_Exercise_. In the records that follow, locate every line with "скорости" and extract it.

******************************

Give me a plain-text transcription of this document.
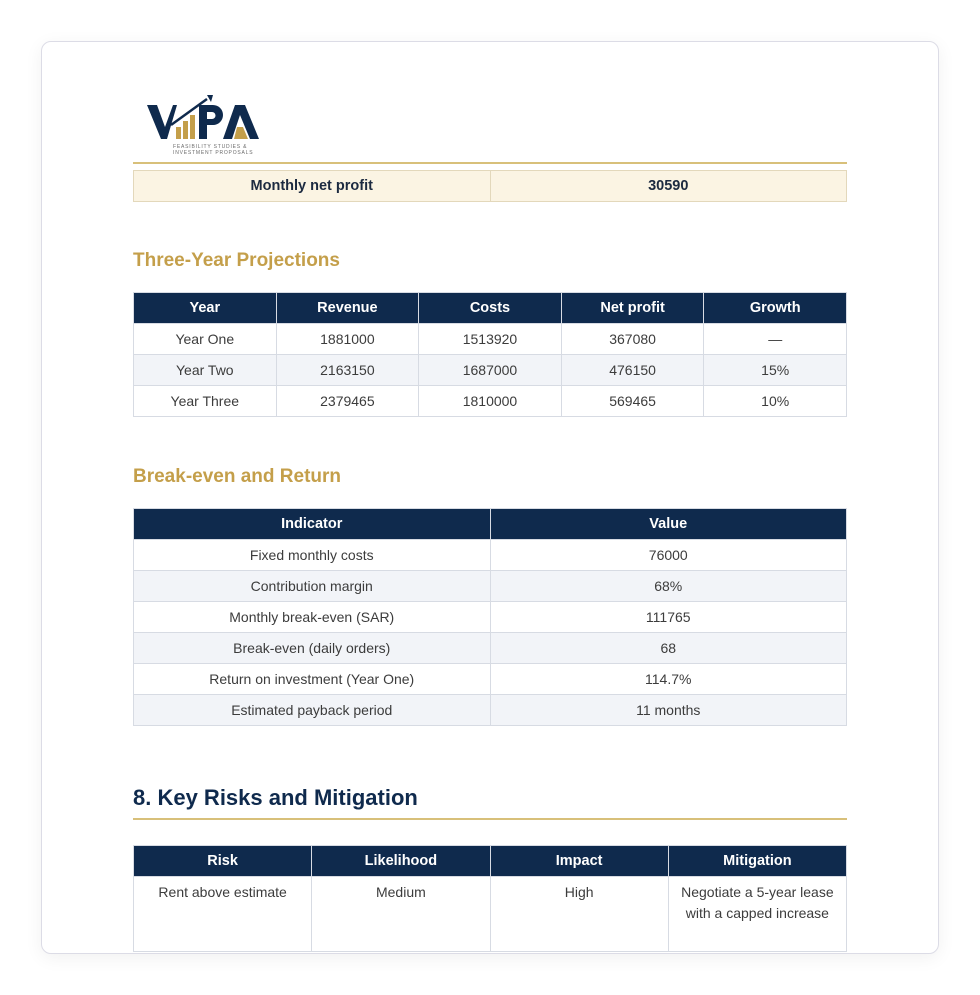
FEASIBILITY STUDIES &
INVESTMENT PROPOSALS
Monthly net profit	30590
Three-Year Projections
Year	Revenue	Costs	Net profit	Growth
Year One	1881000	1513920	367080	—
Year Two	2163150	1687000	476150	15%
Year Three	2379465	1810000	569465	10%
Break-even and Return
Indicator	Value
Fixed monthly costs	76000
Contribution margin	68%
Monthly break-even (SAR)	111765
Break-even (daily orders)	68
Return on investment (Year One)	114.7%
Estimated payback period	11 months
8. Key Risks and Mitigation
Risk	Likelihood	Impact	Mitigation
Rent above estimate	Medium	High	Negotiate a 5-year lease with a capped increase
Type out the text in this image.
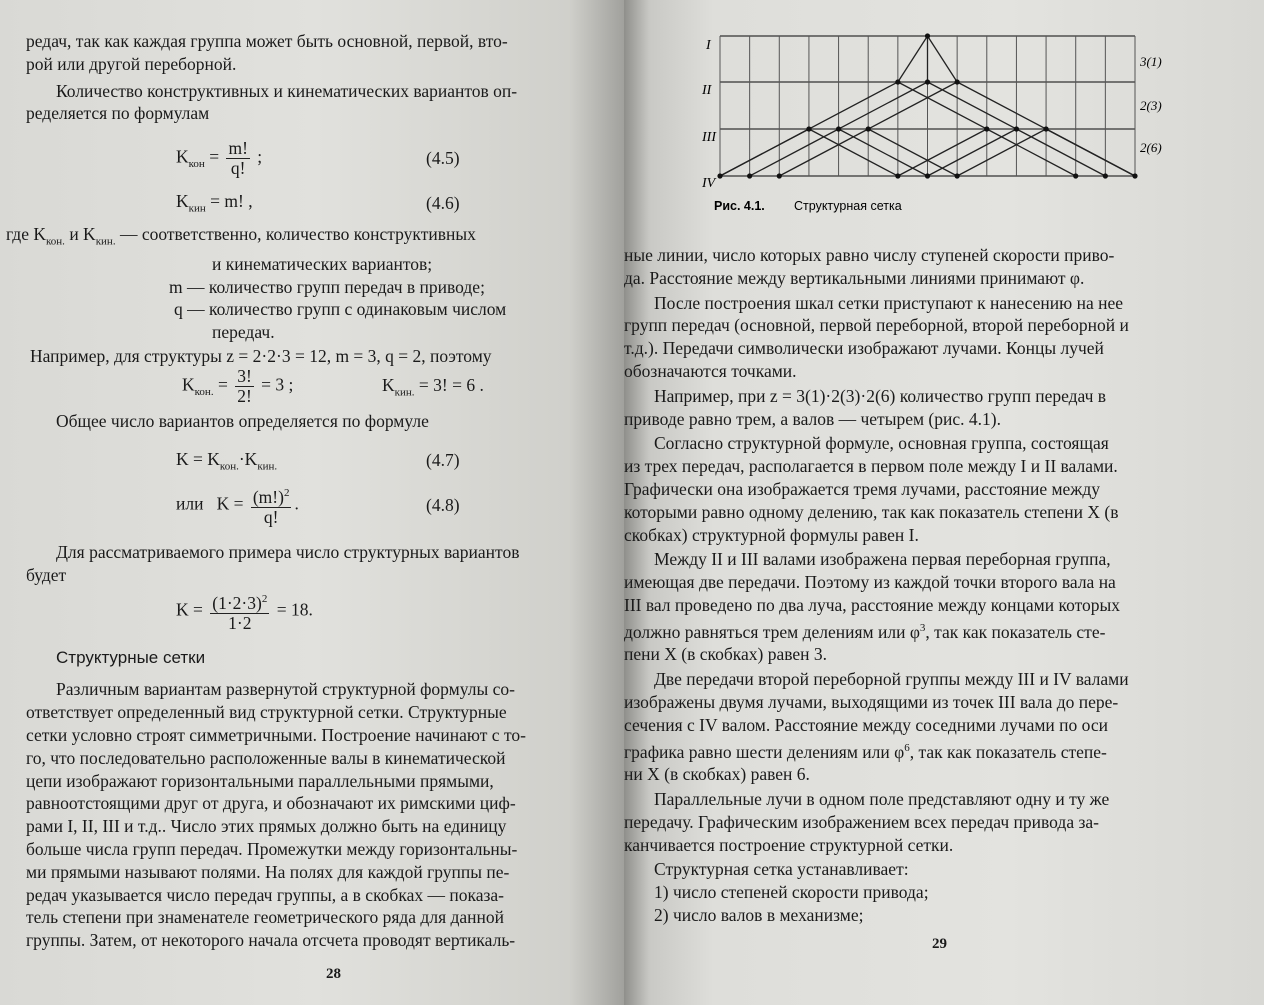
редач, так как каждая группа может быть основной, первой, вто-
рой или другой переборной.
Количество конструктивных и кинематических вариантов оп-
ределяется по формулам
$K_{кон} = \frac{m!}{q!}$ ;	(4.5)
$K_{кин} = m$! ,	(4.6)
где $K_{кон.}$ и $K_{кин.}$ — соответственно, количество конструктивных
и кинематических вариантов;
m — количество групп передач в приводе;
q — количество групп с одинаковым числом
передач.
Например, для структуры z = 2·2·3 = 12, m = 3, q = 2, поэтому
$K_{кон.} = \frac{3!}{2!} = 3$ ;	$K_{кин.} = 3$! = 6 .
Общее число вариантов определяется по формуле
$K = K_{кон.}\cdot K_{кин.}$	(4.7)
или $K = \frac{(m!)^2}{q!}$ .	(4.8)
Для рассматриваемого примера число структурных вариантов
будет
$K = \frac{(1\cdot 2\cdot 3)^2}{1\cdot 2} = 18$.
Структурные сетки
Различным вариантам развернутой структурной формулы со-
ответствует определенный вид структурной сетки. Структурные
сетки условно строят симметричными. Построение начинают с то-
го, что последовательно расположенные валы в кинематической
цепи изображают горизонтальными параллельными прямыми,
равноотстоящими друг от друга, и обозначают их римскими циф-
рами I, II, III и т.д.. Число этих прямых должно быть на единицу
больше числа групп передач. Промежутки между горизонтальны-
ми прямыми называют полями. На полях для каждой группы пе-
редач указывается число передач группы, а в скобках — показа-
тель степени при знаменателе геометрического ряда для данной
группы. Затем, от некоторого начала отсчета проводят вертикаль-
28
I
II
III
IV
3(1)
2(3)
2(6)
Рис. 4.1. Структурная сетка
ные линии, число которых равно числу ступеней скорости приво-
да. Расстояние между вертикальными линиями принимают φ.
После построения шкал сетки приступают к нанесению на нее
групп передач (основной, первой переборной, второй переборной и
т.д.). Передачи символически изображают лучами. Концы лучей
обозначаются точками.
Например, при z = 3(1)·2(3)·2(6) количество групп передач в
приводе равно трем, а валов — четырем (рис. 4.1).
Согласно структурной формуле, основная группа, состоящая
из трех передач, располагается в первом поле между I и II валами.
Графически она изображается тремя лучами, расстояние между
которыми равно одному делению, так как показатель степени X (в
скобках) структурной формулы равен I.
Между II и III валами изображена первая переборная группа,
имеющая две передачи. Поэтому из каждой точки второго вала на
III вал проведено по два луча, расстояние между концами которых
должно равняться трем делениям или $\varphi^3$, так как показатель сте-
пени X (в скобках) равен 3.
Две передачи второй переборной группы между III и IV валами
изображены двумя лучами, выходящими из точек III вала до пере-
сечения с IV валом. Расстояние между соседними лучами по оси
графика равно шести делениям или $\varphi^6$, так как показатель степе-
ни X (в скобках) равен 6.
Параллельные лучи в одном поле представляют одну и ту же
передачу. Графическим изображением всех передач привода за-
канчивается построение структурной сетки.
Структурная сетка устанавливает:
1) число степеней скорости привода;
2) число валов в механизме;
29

******************************

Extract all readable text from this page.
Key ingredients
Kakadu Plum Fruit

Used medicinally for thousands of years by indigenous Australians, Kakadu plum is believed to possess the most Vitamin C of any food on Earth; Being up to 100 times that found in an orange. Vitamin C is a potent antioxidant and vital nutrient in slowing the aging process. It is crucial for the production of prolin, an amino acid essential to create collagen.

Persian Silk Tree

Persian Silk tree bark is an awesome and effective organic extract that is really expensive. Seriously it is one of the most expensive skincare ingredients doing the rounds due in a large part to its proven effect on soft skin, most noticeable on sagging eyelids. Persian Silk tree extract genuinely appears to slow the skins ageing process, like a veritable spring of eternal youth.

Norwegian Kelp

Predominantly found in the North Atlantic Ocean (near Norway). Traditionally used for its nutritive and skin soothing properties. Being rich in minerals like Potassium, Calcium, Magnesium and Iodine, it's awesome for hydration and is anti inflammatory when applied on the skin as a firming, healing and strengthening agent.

******************************

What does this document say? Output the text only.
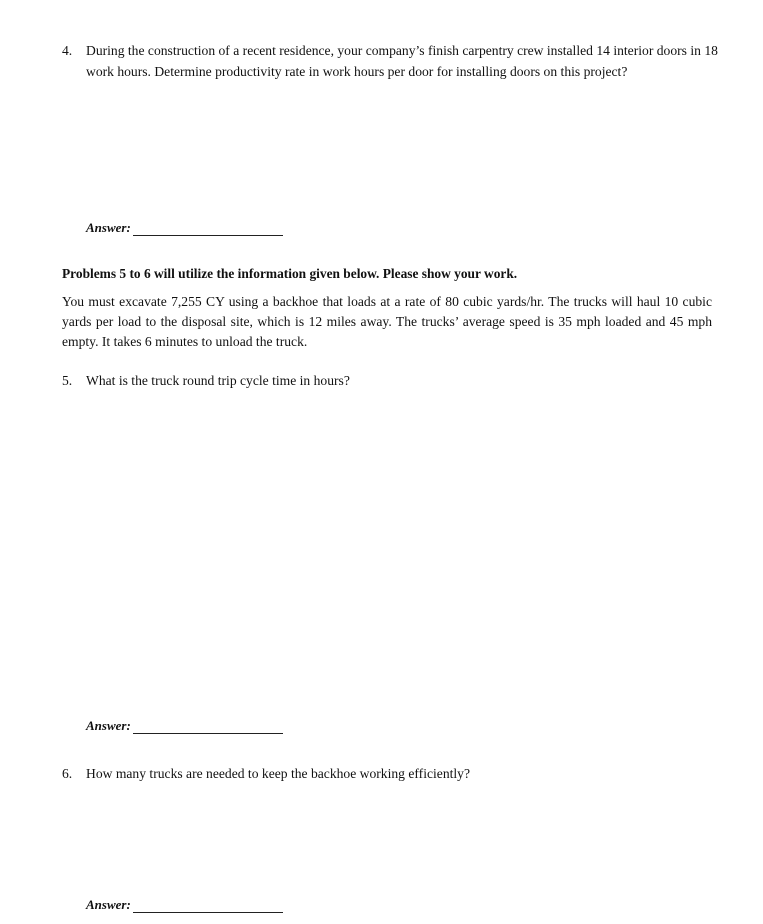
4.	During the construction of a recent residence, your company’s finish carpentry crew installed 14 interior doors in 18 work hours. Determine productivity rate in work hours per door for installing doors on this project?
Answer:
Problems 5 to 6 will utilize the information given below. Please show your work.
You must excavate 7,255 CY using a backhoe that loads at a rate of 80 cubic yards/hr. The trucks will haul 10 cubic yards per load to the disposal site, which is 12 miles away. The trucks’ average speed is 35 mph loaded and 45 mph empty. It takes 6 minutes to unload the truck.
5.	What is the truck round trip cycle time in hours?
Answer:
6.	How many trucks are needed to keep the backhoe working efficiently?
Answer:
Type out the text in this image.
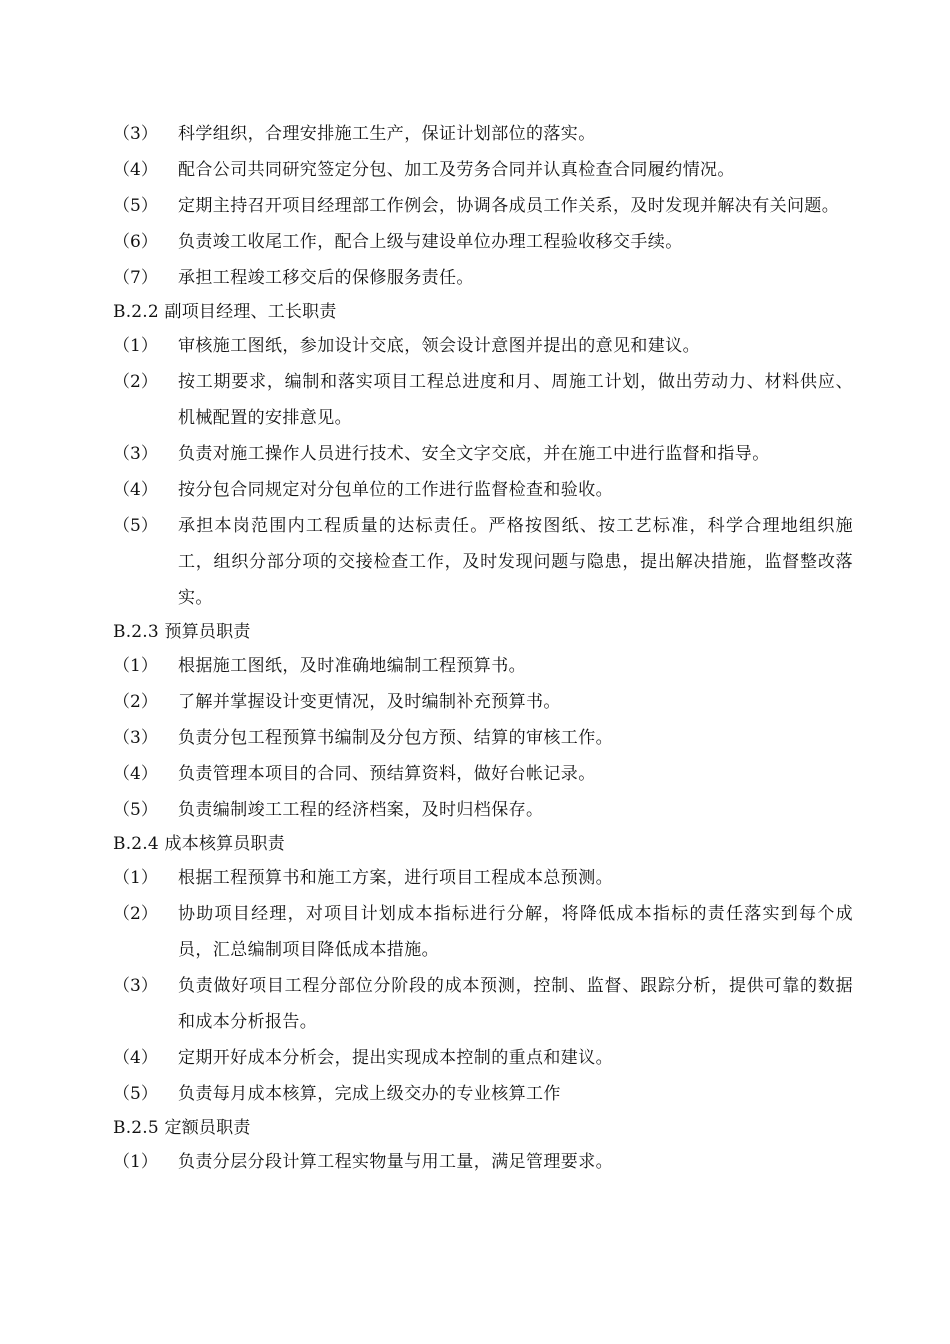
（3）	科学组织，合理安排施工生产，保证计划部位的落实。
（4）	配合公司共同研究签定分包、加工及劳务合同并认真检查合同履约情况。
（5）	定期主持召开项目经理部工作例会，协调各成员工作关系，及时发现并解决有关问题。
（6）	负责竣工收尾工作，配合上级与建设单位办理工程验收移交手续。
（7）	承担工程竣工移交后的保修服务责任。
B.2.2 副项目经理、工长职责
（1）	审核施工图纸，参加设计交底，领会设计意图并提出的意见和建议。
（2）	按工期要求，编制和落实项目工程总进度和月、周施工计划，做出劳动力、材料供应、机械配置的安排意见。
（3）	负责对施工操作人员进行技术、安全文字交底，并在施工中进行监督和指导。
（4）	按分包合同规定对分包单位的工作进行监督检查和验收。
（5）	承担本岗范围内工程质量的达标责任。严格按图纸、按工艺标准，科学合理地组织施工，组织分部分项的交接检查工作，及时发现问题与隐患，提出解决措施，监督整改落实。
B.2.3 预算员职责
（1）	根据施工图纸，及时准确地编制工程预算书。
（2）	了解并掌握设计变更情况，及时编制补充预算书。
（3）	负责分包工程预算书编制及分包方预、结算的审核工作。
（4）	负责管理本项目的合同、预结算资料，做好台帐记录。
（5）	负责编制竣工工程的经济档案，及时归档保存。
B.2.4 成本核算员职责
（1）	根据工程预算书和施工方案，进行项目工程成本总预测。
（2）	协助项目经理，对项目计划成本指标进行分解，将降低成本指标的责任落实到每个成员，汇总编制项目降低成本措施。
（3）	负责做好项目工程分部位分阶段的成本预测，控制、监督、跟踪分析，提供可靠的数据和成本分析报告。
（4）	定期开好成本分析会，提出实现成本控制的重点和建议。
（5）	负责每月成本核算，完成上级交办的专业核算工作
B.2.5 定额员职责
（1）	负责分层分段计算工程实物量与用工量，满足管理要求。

******************************

_Written solution_.
ные линии, число которых равно числу ступеней скорости приво-
1) число степеней скорости привода;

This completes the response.